Gather all lines from the material that contain "subtitle".

________________

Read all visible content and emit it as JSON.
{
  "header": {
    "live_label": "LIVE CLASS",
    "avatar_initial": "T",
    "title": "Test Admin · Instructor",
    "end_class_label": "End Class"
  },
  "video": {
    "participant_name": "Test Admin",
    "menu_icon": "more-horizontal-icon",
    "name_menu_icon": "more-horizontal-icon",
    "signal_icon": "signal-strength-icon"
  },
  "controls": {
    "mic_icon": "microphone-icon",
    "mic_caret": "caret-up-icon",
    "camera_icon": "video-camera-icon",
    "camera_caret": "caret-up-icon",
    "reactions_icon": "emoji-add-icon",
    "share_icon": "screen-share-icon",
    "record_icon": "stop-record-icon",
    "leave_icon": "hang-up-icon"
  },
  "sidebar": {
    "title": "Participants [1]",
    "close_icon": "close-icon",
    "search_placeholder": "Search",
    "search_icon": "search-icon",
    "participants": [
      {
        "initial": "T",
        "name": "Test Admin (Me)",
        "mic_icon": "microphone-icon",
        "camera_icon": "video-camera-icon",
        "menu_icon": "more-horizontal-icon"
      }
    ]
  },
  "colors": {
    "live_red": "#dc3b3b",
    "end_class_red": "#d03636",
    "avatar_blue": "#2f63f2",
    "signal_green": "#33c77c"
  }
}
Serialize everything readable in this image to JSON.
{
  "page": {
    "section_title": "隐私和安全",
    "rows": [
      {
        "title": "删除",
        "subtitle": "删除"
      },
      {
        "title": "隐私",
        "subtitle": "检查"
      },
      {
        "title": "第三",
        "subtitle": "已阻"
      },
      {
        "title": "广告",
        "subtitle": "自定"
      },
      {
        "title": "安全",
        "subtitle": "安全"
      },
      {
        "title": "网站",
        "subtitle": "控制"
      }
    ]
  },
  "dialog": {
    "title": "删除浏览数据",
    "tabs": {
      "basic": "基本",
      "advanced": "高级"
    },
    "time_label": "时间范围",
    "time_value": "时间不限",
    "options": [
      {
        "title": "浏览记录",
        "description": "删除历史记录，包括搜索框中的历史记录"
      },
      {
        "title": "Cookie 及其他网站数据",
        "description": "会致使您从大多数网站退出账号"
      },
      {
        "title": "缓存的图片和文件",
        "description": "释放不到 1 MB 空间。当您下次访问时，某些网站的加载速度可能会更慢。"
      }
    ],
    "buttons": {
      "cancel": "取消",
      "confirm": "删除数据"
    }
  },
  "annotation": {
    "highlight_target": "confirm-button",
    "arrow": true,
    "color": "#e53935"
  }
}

________________

PROBLEM SOLUTION:
        "subtitle": "删除"
        "subtitle": "检查"
        "subtitle": "已阻"
        "subtitle": "自定"
        "subtitle": "安全"
        "subtitle": "控制"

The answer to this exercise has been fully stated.